Copy out all the entries exactly.

Stored data entries
..............................

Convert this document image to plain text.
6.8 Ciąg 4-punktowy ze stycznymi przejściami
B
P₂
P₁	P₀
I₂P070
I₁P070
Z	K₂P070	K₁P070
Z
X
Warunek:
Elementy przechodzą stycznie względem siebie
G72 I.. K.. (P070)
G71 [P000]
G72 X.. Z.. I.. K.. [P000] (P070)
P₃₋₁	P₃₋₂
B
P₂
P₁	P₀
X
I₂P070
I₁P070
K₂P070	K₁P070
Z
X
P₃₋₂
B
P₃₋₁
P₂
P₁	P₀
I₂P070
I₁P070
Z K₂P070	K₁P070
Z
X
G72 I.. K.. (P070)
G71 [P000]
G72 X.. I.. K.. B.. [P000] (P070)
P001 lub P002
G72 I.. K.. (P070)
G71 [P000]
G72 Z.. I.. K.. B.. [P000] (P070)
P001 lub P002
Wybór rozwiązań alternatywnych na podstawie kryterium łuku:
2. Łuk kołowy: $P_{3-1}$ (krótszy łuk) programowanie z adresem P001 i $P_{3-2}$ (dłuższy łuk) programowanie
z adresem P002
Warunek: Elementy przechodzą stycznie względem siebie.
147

..............................

_THE RESULT_.
Convert this document image to plain text.
6.8 Ciąg 4-punktowy ze stycznymi przejściami
B
P₂
P₁	P₀
I₂P070
I₁P070
Z	K₂P070	K₁P070
Z
X
Warunek:
Elementy przechodzą stycznie względem siebie
G72 I.. K.. (P070)
G71 [P000]
G72 X.. Z.. I.. K.. [P000] (P070)
P₃₋₁	P₃₋₂
B
P₂
P₁	P₀
X
I₂P070
I₁P070
K₂P070	K₁P070
Z
X
P₃₋₂
B
P₃₋₁
P₂
P₁	P₀
I₂P070
I₁P070
Z K₂P070	K₁P070
Z
X
G72 I.. K.. (P070)
G71 [P000]
G72 X.. I.. K.. B.. [P000] (P070)
P001 lub P002
G72 I.. K.. (P070)
G71 [P000]
G72 Z.. I.. K.. B.. [P000] (P070)
P001 lub P002
Wybór rozwiązań alternatywnych na podstawie kryterium łuku:
2. Łuk kołowy: $P_{3-1}$ (krótszy łuk) programowanie z adresem P001 i $P_{3-2}$ (dłuższy łuk) programowanie
z adresem P002
Warunek: Elementy przechodzą stycznie względem siebie.
147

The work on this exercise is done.